> **Written exercise**:
Which lines include the word "grid"? Copy each of them.

> **Records**:
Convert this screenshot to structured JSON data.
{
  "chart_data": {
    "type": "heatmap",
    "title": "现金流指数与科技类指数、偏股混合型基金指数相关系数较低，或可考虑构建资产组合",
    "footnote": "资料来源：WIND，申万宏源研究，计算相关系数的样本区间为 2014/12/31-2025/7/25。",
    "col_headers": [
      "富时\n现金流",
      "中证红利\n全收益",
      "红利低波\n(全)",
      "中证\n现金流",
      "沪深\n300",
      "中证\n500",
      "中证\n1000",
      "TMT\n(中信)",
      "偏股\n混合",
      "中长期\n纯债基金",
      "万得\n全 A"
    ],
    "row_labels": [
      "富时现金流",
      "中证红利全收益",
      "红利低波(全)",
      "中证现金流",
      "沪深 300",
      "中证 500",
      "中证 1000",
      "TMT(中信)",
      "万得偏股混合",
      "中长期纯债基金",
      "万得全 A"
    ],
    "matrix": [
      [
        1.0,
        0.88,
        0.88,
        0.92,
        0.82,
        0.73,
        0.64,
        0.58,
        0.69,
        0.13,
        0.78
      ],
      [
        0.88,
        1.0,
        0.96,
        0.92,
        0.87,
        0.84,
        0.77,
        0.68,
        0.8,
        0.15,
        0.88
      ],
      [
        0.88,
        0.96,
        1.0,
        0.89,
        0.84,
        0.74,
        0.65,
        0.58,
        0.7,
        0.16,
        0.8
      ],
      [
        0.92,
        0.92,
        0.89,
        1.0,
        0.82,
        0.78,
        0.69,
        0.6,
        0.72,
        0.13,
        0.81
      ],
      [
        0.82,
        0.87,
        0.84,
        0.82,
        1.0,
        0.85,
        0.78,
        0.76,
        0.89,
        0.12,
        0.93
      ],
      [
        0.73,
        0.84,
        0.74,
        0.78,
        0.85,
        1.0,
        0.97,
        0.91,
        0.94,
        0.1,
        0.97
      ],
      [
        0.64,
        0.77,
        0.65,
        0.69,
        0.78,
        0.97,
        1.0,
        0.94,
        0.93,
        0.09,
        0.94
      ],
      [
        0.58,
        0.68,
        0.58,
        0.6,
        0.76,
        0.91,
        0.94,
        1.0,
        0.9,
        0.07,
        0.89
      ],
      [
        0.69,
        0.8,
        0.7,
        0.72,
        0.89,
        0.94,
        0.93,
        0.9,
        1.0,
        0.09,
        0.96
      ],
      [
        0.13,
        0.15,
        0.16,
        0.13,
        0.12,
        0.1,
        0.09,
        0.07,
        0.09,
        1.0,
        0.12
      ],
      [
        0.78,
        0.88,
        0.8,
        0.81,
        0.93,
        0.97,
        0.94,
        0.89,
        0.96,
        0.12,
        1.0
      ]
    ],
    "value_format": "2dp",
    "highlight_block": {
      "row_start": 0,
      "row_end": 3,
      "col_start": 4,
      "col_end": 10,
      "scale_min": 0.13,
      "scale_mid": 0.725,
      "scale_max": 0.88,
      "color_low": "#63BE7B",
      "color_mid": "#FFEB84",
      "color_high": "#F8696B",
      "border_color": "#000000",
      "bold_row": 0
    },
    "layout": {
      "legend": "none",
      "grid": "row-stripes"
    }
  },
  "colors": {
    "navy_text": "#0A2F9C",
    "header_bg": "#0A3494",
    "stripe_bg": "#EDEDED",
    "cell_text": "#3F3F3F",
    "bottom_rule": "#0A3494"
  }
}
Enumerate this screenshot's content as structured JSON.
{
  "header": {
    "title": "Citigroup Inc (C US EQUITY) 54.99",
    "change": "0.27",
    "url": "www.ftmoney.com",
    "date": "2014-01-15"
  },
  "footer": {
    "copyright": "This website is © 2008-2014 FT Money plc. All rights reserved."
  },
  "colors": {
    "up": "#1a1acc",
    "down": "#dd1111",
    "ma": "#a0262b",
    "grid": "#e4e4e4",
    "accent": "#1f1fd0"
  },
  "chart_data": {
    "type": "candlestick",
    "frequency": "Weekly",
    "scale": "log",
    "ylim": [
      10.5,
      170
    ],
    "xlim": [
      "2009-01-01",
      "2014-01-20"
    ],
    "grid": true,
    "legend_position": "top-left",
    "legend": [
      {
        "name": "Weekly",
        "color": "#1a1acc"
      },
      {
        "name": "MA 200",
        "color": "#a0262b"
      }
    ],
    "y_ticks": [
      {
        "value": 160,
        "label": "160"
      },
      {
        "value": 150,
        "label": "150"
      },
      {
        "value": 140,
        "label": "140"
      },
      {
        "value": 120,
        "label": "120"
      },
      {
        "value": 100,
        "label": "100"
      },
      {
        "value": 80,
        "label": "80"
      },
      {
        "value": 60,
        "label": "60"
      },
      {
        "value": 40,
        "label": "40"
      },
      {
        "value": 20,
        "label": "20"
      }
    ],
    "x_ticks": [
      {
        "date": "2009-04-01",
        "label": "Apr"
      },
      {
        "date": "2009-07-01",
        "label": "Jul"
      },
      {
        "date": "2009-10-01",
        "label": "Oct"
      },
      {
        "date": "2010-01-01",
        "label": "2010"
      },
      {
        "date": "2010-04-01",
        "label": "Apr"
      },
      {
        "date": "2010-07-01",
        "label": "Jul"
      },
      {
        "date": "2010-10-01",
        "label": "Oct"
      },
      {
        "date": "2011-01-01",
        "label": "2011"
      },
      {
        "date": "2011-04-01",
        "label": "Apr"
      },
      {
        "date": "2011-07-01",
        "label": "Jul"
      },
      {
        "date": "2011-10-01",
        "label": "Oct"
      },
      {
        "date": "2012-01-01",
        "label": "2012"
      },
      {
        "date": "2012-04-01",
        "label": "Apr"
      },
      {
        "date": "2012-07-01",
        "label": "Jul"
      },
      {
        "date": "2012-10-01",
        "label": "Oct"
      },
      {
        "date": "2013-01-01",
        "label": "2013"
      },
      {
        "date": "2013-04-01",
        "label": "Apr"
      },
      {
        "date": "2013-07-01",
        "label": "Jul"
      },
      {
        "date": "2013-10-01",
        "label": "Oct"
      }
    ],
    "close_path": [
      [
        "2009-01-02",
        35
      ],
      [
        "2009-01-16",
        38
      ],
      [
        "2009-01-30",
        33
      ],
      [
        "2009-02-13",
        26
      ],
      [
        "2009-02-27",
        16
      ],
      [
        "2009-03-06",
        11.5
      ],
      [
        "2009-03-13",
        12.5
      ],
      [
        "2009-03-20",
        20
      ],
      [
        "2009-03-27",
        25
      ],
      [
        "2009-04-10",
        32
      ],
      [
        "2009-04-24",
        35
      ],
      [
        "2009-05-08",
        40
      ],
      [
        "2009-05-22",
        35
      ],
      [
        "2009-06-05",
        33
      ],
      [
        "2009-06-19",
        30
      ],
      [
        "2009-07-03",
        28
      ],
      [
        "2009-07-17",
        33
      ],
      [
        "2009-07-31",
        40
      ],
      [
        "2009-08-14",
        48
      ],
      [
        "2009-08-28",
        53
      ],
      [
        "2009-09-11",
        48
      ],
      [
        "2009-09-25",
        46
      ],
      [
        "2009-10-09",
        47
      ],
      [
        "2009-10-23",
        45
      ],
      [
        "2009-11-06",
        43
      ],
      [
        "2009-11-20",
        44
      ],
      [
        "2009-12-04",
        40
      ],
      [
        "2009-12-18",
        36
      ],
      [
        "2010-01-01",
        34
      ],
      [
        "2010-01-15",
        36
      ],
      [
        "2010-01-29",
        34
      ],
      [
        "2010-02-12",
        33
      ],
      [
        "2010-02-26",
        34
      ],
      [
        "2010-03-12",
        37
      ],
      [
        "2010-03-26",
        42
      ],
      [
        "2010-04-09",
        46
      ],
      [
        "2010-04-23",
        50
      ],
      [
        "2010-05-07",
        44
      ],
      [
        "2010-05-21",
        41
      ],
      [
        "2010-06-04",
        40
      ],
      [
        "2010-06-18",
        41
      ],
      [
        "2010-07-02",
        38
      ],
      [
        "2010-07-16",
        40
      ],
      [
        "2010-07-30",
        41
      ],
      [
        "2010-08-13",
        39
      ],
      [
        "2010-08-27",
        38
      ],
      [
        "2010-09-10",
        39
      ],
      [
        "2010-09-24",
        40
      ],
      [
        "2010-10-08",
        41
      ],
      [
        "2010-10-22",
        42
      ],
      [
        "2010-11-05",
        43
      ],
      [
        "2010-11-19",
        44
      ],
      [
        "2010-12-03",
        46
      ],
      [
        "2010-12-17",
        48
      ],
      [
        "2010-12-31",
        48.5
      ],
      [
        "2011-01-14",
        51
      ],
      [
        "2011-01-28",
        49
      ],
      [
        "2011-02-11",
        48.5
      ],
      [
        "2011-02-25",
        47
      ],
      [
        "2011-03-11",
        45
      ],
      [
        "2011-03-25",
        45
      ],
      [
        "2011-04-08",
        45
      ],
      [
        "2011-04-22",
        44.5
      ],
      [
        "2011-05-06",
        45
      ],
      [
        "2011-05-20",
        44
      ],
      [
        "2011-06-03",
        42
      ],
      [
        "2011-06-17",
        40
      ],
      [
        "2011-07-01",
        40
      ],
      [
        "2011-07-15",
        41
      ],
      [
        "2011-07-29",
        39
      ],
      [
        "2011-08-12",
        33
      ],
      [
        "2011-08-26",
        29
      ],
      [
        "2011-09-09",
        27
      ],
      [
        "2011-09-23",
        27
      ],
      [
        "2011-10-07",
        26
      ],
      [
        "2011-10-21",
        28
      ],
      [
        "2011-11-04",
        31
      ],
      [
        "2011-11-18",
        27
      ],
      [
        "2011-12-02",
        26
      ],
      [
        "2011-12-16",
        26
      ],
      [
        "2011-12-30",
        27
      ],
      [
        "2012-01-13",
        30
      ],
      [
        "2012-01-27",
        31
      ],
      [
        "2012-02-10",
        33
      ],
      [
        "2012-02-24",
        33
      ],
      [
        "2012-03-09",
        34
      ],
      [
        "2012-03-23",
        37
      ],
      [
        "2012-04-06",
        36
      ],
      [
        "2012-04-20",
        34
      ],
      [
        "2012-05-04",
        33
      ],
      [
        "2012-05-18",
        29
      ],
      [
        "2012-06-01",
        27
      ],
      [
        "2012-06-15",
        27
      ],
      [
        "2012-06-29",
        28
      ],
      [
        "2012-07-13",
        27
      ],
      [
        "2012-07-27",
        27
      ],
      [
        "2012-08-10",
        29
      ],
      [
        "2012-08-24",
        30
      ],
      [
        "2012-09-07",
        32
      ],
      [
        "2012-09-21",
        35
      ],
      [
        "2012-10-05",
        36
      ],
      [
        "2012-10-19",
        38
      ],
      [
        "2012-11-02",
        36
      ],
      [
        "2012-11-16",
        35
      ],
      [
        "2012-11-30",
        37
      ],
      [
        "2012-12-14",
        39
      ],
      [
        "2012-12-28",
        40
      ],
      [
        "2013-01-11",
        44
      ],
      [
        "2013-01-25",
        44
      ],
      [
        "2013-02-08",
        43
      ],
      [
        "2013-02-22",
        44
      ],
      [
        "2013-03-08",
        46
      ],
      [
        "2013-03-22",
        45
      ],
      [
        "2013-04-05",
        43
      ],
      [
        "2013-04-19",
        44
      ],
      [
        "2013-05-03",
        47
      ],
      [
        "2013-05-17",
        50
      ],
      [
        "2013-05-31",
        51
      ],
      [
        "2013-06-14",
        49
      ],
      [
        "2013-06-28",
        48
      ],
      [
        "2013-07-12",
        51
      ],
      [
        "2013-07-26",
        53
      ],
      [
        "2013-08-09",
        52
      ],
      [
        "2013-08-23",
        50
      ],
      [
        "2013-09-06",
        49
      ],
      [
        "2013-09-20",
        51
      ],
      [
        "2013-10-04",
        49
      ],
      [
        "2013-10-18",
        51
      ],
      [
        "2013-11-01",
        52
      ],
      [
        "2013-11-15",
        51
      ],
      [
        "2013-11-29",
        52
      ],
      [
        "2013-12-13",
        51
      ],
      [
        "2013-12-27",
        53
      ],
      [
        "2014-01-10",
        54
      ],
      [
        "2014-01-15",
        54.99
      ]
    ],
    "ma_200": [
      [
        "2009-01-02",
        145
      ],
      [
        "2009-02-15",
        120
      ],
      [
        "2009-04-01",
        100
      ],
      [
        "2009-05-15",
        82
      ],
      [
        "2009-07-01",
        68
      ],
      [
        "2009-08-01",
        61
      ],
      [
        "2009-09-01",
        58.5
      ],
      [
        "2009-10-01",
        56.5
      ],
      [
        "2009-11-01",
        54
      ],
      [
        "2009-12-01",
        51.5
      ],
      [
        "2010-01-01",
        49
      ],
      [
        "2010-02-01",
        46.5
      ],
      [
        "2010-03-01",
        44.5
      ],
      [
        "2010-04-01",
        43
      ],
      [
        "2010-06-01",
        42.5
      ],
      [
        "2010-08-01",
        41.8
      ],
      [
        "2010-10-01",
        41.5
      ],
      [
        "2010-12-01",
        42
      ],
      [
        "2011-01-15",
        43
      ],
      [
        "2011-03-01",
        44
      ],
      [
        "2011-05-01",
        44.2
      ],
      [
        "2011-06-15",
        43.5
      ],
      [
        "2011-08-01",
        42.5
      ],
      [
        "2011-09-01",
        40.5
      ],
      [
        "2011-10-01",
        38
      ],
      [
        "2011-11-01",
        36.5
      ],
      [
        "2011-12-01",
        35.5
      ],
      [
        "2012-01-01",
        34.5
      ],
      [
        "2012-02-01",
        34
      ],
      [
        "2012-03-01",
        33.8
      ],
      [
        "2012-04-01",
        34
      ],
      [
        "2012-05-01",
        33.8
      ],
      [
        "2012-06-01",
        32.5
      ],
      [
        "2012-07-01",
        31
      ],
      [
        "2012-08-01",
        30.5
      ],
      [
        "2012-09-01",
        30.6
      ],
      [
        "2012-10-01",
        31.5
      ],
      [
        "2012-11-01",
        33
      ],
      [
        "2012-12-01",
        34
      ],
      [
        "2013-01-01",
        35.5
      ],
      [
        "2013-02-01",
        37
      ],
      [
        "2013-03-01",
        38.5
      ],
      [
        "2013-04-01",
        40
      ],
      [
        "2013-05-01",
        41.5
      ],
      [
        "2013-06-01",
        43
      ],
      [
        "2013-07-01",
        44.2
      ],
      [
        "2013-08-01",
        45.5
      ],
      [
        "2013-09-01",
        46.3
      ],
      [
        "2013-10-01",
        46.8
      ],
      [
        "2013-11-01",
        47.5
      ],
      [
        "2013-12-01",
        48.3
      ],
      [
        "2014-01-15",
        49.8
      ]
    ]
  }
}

> **Exercise response**:
      "grid": "row-stripes"
    "grid": "#e4e4e4",
    "grid": true,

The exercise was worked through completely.